PAGE EXTRACT
______

4 – A decline in office etiquette
By no means are we hoity-toity but we’re not the biggest fans of having to listen to the tiled echo of your bathroom while on a virtual call. Please don’t take us in there, virtually or otherwise, okay?
Whether your office is starched white shirt formal or a more jeans and joggers kind of place there was always (we hope) some level of professionalism being maintained.
Informality in the workplace is definitely on the rise and we don’t think it’s necessarily a bad thing, although according to etiquette guru Judith Martin this informality – knowing your boss on a ‘first-name’ basis, wearing loafers and after-hours socialising – have “destroyed the sense of boundaries that characterises professional behaviour.” We’re not sure we’d take it quite that far, but she makes a salient point about boundaries and their importance at work here: “If you flirt with somebody at a party, that person can’t have you arrested. But if you flirt at the office, it could cost you your job.” You need to know where the lines are drawn; “setting formal limits to behaviour reduces the chance of conflict from the outset” whether that conflict is interpersonal or has to do with company policy.

______

Box annotation data:

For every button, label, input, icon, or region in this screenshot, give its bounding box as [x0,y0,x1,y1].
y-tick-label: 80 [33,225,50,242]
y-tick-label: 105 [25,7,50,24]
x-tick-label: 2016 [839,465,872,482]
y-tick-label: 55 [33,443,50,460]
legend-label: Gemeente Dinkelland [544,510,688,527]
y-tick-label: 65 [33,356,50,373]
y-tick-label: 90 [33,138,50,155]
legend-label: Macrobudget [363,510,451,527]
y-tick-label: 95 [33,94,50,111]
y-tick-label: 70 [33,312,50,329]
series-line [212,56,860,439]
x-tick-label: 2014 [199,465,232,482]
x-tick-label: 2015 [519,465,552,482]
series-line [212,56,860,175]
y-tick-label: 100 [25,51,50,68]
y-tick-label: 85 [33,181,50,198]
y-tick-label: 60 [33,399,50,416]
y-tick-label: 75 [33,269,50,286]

______

WHAT IS ASKED
Summarize the office etiquette text in two sentences.

WRITTEN RESPONSE
The text objects to people taking virtual calls from the bathroom and observes that workplace informality is on the rise, which it does not consider necessarily a bad thing. It notes etiquette guru Judith Martin's view that this informality has destroyed professional boundaries, and it agrees that knowing where the lines are drawn matters because setting formal limits reduces the chance of conflict.